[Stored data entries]

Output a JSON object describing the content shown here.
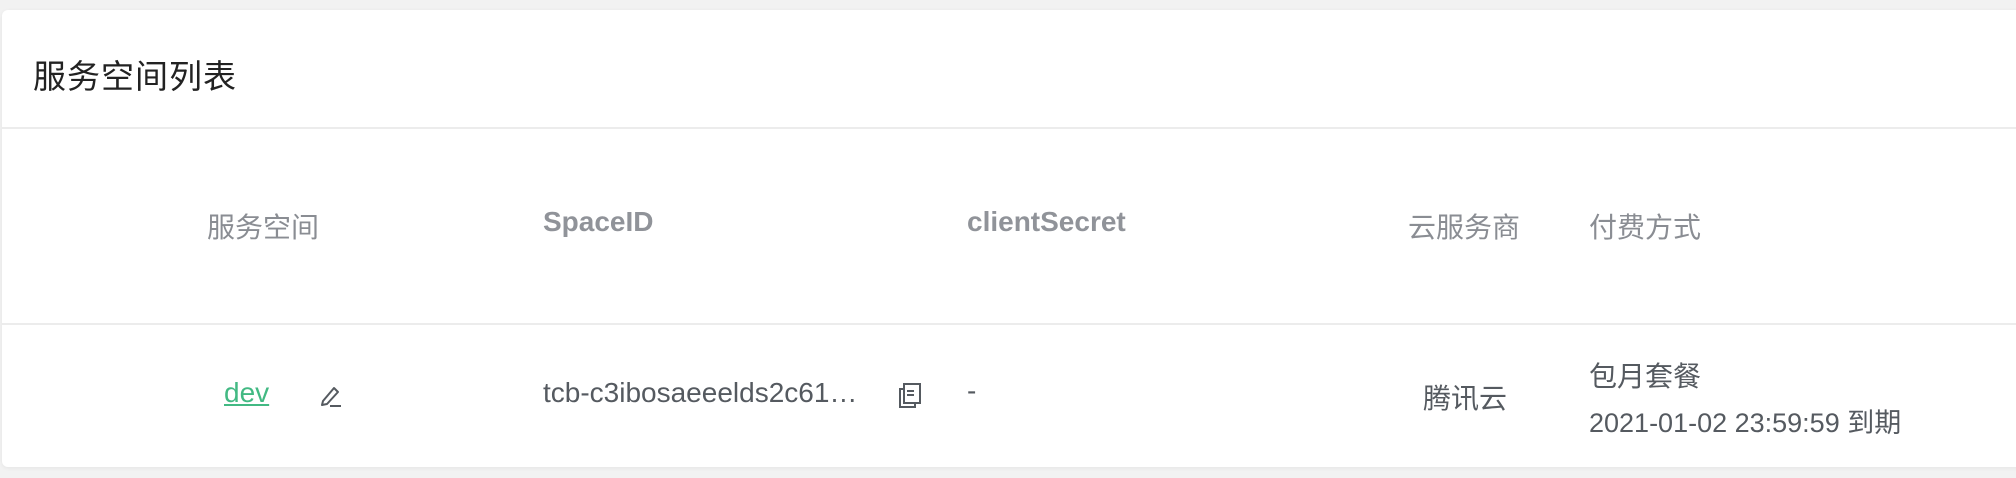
{
  "card": {
    "title": "服务空间列表"
  },
  "table": {
    "columns": {
      "space": "服务空间",
      "space_id": "SpaceID",
      "client_secret": "clientSecret",
      "provider": "云服务商",
      "payment": "付费方式"
    },
    "rows": [
      {
        "space_name": "dev",
        "space_id": "tcb-c3ibosaeeelds2c61…",
        "client_secret": "-",
        "provider": "腾讯云",
        "payment_type": "包月套餐",
        "payment_expire": "2021-01-02 23:59:59 到期"
      }
    ]
  },
  "colors": {
    "link": "#42b983",
    "header_text": "#909399",
    "body_text": "#555a60"
  },
  "icons": {
    "edit": "pencil-icon",
    "copy": "copy-icon"
  }
}
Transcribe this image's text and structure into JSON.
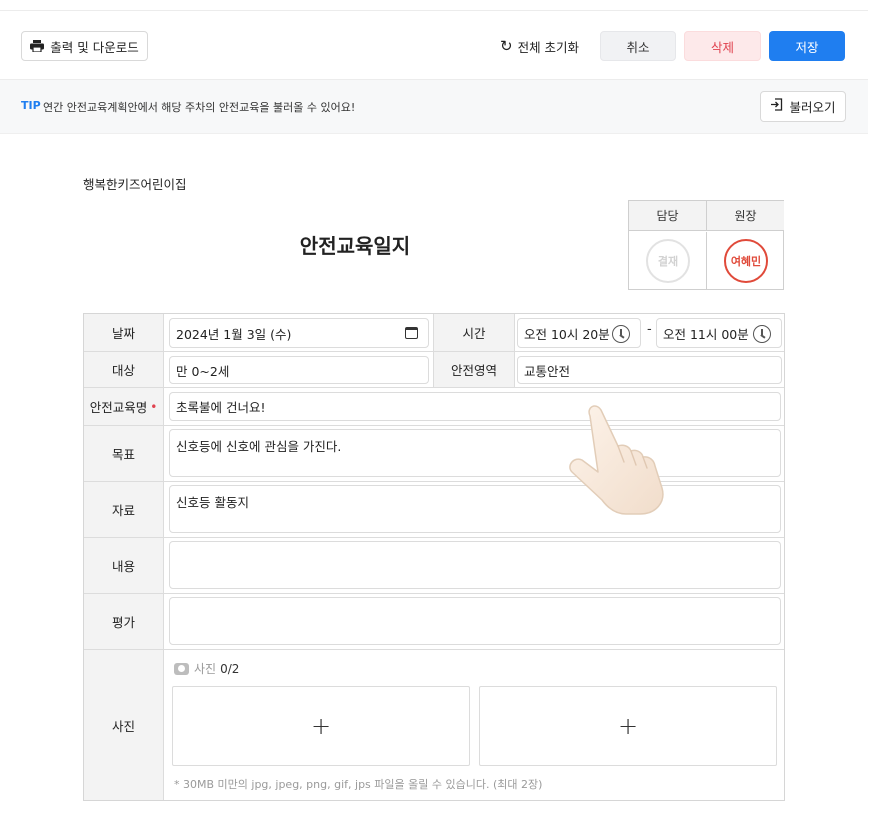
{
  "toolbar": {
    "print_label": "출력 및 다운로드",
    "reset_label": "전체 초기화",
    "cancel_label": "취소",
    "delete_label": "삭제",
    "save_label": "저장"
  },
  "tip": {
    "label": "TIP",
    "text": "연간 안전교육계획안에서 해당 주차의 안전교육을 불러올 수 있어요!",
    "load_label": "불러오기"
  },
  "document": {
    "org_name": "행복한키즈어린이집",
    "title": "안전교육일지"
  },
  "approval": {
    "col1_label": "담당",
    "col2_label": "원장",
    "col1_stamp": "결재",
    "col2_stamp": "여혜민"
  },
  "form": {
    "date_label": "날짜",
    "date_value": "2024년 1월 3일 (수)",
    "time_label": "시간",
    "time_start": "오전 10시 20분",
    "time_end": "오전 11시 00분",
    "target_label": "대상",
    "target_value": "만 0~2세",
    "area_label": "안전영역",
    "area_value": "교통안전",
    "name_label": "안전교육명",
    "name_value": "초록불에 건너요!",
    "goal_label": "목표",
    "goal_value": "신호등에 신호에 관심을 가진다.",
    "material_label": "자료",
    "material_value": "신호등 활동지",
    "content_label": "내용",
    "content_value": "",
    "eval_label": "평가",
    "eval_value": "",
    "photo_label": "사진",
    "photo_sub": "사진",
    "photo_count": "0/2",
    "photo_note": "* 30MB 미만의 jpg, jpeg, png, gif, jps 파일을 올릴 수 있습니다. (최대 2장)",
    "plus": "+"
  },
  "colors": {
    "primary": "#1f7ef0",
    "danger": "#e0424f",
    "stamp": "#e04a3a"
  }
}
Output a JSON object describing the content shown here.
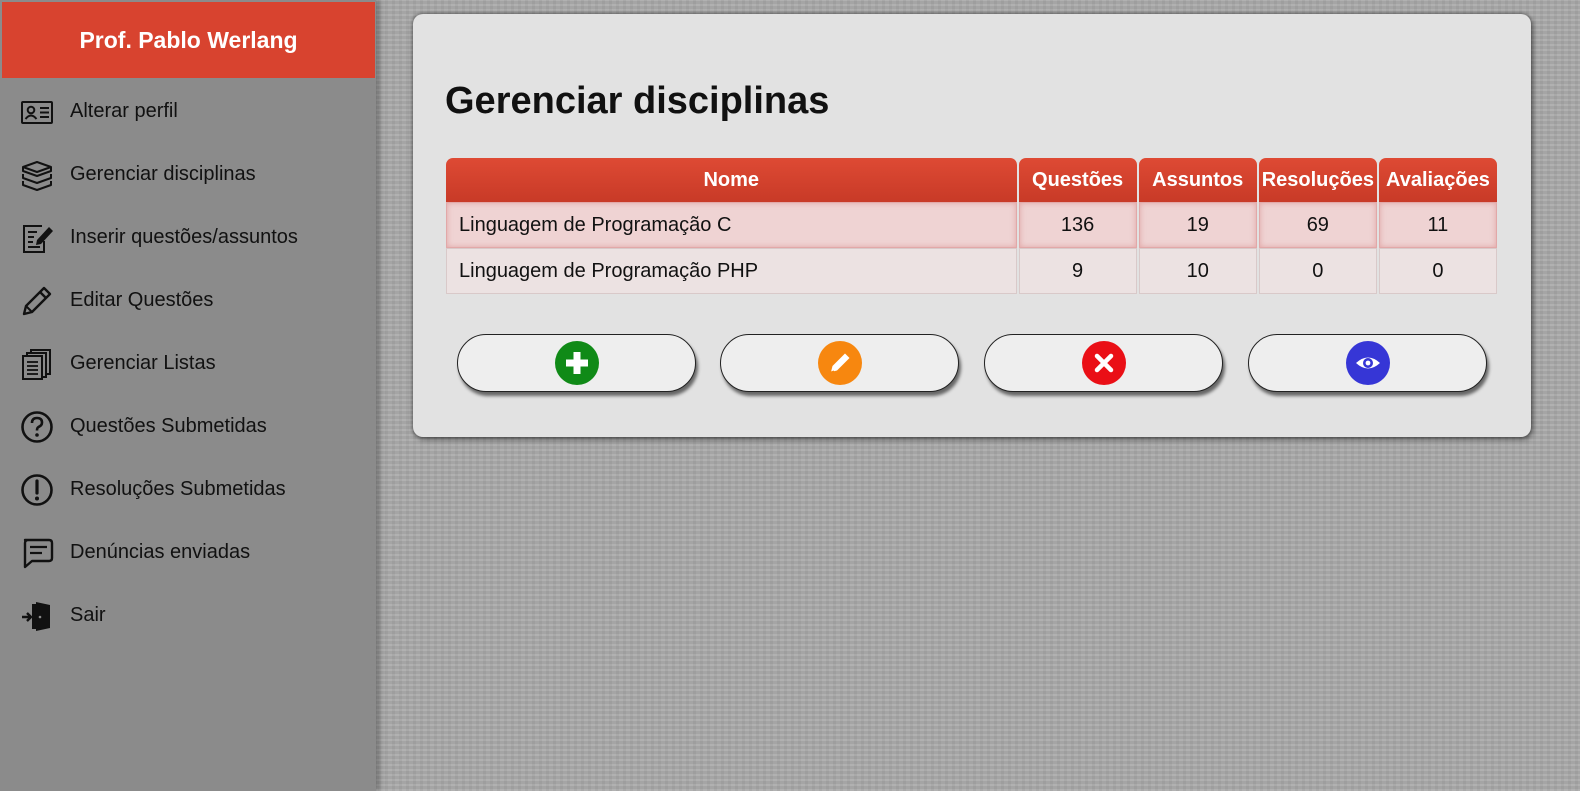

WHAT IS REQUIRED – Skip every picture and transcribe the data above exactly.

REPLY –
Output a JSON object describing the content shown here.
{
  "card": {
    "title": "服务空间列表"
  },
  "table": {
    "columns": {
      "space": "服务空间",
      "space_id": "SpaceID",
      "client_secret": "clientSecret",
      "provider": "云服务商",
      "payment": "付费方式"
    },
    "rows": [
      {
        "space_name": "dev",
        "space_id": "tcb-c3ibosaeeelds2c61…",
        "client_secret": "-",
        "provider": "腾讯云",
        "payment_type": "包月套餐",
        "payment_expire": "2021-01-02 23:59:59 到期"
      }
    ]
  },
  "colors": {
    "link": "#42b983",
    "header_text": "#909399",
    "body_text": "#555a60"
  },
  "icons": {
    "edit": "pencil-icon",
    "copy": "copy-icon"
  }
}
Transcribe this image's text and structure into JSON.
{
  "toolbar": {
    "print_label": "출력 및 다운로드",
    "reset_label": "전체 초기화",
    "cancel_label": "취소",
    "delete_label": "삭제",
    "save_label": "저장"
  },
  "tip": {
    "label": "TIP",
    "text": "연간 안전교육계획안에서 해당 주차의 안전교육을 불러올 수 있어요!",
    "load_label": "불러오기"
  },
  "document": {
    "org_name": "행복한키즈어린이집",
    "title": "안전교육일지"
  },
  "approval": {
    "col1_label": "담당",
    "col2_label": "원장",
    "col1_stamp": "결재",
    "col2_stamp": "여혜민"
  },
  "form": {
    "date_label": "날짜",
    "date_value": "2024년 1월 3일 (수)",
    "time_label": "시간",
    "time_start": "오전 10시 20분",
    "time_end": "오전 11시 00분",
    "target_label": "대상",
    "target_value": "만 0~2세",
    "area_label": "안전영역",
    "area_value": "교통안전",
    "name_label": "안전교육명",
    "name_value": "초록불에 건너요!",
    "goal_label": "목표",
    "goal_value": "신호등에 신호에 관심을 가진다.",
    "material_label": "자료",
    "material_value": "신호등 활동지",
    "content_label": "내용",
    "content_value": "",
    "eval_label": "평가",
    "eval_value": "",
    "photo_label": "사진",
    "photo_sub": "사진",
    "photo_count": "0/2",
    "photo_note": "* 30MB 미만의 jpg, jpeg, png, gif, jps 파일을 올릴 수 있습니다. (최대 2장)",
    "plus": "+"
  },
  "colors": {
    "primary": "#1f7ef0",
    "danger": "#e0424f",
    "stamp": "#e04a3a"
  }
}
Output a JSON object describing the content shown here.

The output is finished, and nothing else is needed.